TASK OBJECTIVE:
Print, character for character, the part of the entries that opens with the first line and closes with the line containing "volume-bar [426, 779, 432, 848]", including both of those lines.

Collected data entries:

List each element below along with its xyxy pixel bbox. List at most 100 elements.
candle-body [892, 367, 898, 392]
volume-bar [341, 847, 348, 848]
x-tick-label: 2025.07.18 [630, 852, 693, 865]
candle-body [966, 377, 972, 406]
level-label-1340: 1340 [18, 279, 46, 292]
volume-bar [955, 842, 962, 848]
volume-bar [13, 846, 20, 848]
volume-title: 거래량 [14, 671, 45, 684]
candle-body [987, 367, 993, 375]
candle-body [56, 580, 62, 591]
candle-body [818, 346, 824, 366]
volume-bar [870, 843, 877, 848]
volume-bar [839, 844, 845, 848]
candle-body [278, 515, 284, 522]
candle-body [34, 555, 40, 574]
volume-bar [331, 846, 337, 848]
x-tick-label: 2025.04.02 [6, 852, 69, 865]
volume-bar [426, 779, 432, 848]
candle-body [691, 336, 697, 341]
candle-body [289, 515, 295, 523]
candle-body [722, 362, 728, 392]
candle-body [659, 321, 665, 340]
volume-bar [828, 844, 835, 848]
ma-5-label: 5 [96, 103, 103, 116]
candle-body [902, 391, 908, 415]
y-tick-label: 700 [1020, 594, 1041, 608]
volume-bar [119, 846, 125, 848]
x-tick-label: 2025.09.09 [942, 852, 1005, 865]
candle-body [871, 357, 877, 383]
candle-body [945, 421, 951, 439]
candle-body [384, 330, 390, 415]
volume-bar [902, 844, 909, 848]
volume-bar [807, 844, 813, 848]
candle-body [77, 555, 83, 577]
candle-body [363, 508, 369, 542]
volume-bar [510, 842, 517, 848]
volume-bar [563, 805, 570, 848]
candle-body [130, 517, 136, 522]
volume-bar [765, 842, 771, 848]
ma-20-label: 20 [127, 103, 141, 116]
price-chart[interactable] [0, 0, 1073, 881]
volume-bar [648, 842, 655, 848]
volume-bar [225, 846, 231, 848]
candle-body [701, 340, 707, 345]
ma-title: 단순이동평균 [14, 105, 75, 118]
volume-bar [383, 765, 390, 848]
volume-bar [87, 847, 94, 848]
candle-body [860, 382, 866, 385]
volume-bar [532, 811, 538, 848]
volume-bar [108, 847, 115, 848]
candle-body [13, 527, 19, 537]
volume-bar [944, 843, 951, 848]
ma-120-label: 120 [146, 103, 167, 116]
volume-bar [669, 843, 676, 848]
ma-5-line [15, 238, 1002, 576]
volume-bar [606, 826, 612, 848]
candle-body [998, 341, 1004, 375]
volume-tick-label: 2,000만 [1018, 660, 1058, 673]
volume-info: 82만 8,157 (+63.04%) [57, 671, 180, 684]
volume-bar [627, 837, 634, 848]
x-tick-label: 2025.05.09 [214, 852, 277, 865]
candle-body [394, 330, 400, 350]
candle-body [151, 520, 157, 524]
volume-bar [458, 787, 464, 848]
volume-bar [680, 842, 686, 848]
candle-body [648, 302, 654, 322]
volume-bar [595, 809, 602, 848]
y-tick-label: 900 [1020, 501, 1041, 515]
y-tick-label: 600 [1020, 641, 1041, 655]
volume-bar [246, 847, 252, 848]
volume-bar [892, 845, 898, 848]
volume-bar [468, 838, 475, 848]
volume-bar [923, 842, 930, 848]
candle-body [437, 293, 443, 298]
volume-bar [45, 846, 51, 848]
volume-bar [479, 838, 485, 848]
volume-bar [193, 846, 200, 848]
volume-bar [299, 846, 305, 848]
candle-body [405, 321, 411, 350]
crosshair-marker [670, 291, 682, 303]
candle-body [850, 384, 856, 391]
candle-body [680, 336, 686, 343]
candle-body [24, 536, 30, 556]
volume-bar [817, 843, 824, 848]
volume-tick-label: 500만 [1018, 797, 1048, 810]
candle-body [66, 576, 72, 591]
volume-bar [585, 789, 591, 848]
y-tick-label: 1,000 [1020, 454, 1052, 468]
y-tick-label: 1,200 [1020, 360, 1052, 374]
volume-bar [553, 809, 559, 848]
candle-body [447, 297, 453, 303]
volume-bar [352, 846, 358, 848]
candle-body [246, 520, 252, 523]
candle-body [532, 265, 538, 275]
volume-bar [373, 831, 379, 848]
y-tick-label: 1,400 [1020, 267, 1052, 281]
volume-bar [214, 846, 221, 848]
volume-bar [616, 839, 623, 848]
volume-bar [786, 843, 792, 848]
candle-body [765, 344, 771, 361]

OUTPUT BELOW:
List each element below along with its xyxy pixel bbox. List at most 100 elements.
candle-body [892, 367, 898, 392]
volume-bar [341, 847, 348, 848]
x-tick-label: 2025.07.18 [630, 852, 693, 865]
candle-body [966, 377, 972, 406]
level-label-1340: 1340 [18, 279, 46, 292]
volume-bar [955, 842, 962, 848]
volume-bar [13, 846, 20, 848]
volume-title: 거래량 [14, 671, 45, 684]
candle-body [987, 367, 993, 375]
candle-body [56, 580, 62, 591]
candle-body [818, 346, 824, 366]
volume-bar [870, 843, 877, 848]
volume-bar [839, 844, 845, 848]
candle-body [278, 515, 284, 522]
candle-body [34, 555, 40, 574]
volume-bar [331, 846, 337, 848]
x-tick-label: 2025.04.02 [6, 852, 69, 865]
volume-bar [426, 779, 432, 848]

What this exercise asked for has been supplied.